= Beginning of Section =
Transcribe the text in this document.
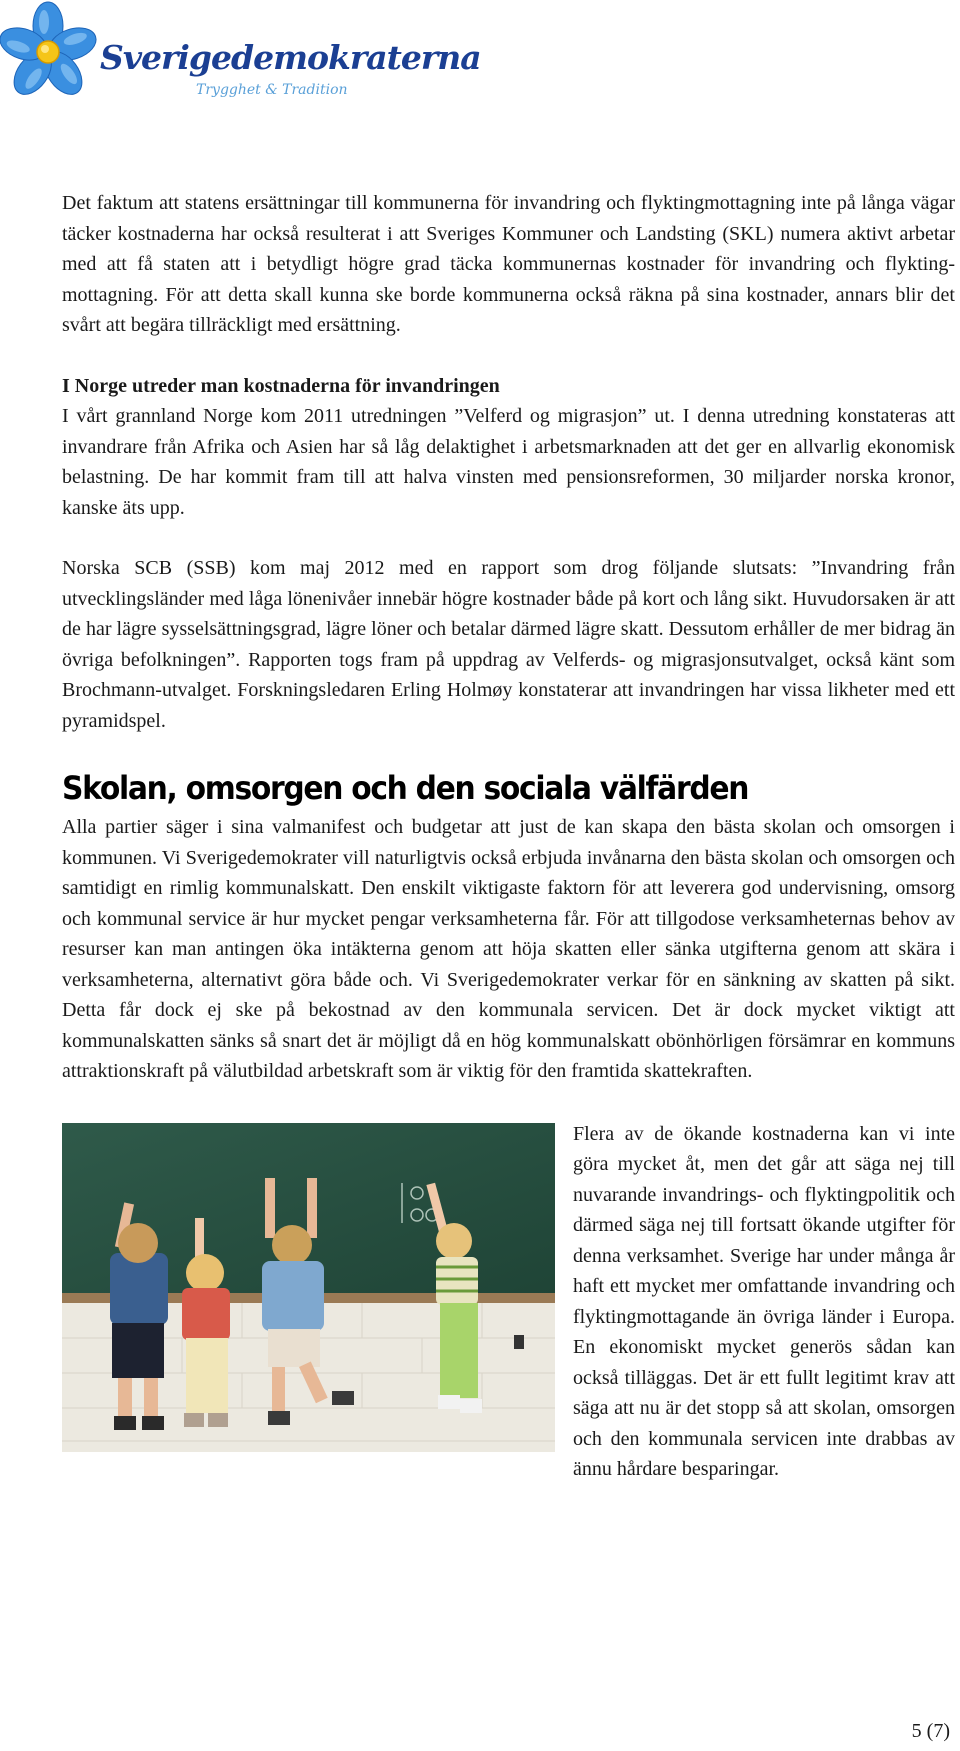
Sverigedemokraterna
Trygghet & Tradition

Det faktum att statens ersättningar till kommunerna för invandring och flyktingmottagning inte på långa vägar täcker kostnaderna har också resulterat i att Sveriges Kommuner och Landsting (SKL) numera aktivt arbetar med att få staten att i betydligt högre grad täcka kommunernas kostnader för invandring och flyktingmottagning. För att detta skall kunna ske borde kommunerna också räkna på sina kostnader, annars blir det svårt att begära tillräckligt med ersättning.

I Norge utreder man kostnaderna för invandringen

I vårt grannland Norge kom 2011 utredningen ”Velferd og migrasjon” ut. I denna utredning konstateras att invandrare från Afrika och Asien har så låg delaktighet i arbetsmarknaden att det ger en allvarlig ekonomisk belastning. De har kommit fram till att halva vinsten med pensionsreformen, 30 miljarder norska kronor, kanske äts upp.

Norska SCB (SSB) kom maj 2012 med en rapport som drog följande slutsats: ”Invandring från utvecklingsländer med låga lönenivåer innebär högre kostnader både på kort och lång sikt. Huvudorsaken är att de har lägre sysselsättningsgrad, lägre löner och betalar därmed lägre skatt. Dessutom erhåller de mer bidrag än övriga befolkningen”. Rapporten togs fram på uppdrag av Velferds- og migrasjonsutvalget, också känt som Brochmann-utvalget. Forskningsledaren Erling Holmøy konstaterar att invandringen har vissa likheter med ett pyramidspel.

Skolan, omsorgen och den sociala välfärden

Alla partier säger i sina valmanifest och budgetar att just de kan skapa den bästa skolan och omsorgen i kommunen. Vi Sverigedemokrater vill naturligtvis också erbjuda invånarna den bästa skolan och omsorgen och samtidigt en rimlig kommunalskatt. Den enskilt viktigaste faktorn för att leverera god undervisning, omsorg och kommunal service är hur mycket pengar verksamheterna får. För att tillgodose verksamheternas behov av resurser kan man antingen öka intäkterna genom att höja skatten eller sänka utgifterna genom att skära i verksamheterna, alternativt göra både och. Vi Sverigedemokrater verkar för en sänkning av skatten på sikt. Detta får dock ej ske på bekostnad av den kommunala servicen. Det är dock mycket viktigt att kommunalskatten sänks så snart det är möjligt då en hög kommunalskatt obönhörligen försämrar en kommuns attraktionskraft på välutbildad arbetskraft som är viktig för den framtida skattekraften.

Flera av de ökande kostnaderna kan vi inte göra mycket åt, men det går att säga nej till nuvarande invandrings- och flyktingpolitik och därmed säga nej till fortsatt ökande utgifter för denna verksamhet. Sverige har under många år haft ett mycket mer omfattande invandring och flyktingmottagande än övriga länder i Europa. En ekonomiskt mycket generös sådan kan också tilläggas. Det är ett fullt legitimt krav att säga att nu är det stopp så att skolan, omsorgen och den kommunala servicen inte drabbas av ännu hårdare besparingar.

5 (7)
= End of Section =
TASK
Show a copy of each line from the records above in which the string "omsorgen" occurs.

YOUR RESPONSE
Skolan, omsorgen och den sociala välfärden
Alla partier säger i sina valmanifest och budgetar att just de kan skapa den bästa skolan och omsorgen i kommunen. Vi Sverigedemokrater vill naturligtvis också erbjuda invånarna den bästa skolan och omsorgen och samtidigt en rimlig kommunalskatt. Den enskilt viktigaste faktorn för att leverera god undervisning, omsorg och kommunal service är hur mycket pengar verksamheterna får. För att tillgodose verksamheternas behov av resurser kan man antingen öka intäkterna genom att höja skatten eller sänka utgifterna genom att skära i verksamheterna, alternativt göra både och. Vi Sverigedemokrater verkar för en sänkning av skatten på sikt. Detta får dock ej ske på bekostnad av den kommunala servicen. Det är dock mycket viktigt att kommunalskatten sänks så snart det är möjligt då en hög kommunalskatt obönhörligen försämrar en kommuns attraktionskraft på välutbildad arbetskraft som är viktig för den framtida skattekraften.
Flera av de ökande kostnaderna kan vi inte göra mycket åt, men det går att säga nej till nuvarande invandrings- och flyktingpolitik och därmed säga nej till fortsatt ökande utgifter för denna verksamhet. Sverige har under många år haft ett mycket mer omfattande invandring och flyktingmottagande än övriga länder i Europa. En ekonomiskt mycket generös sådan kan också tilläggas. Det är ett fullt legitimt krav att säga att nu är det stopp så att skolan, omsorgen och den kommunala servicen inte drabbas av ännu hårdare besparingar.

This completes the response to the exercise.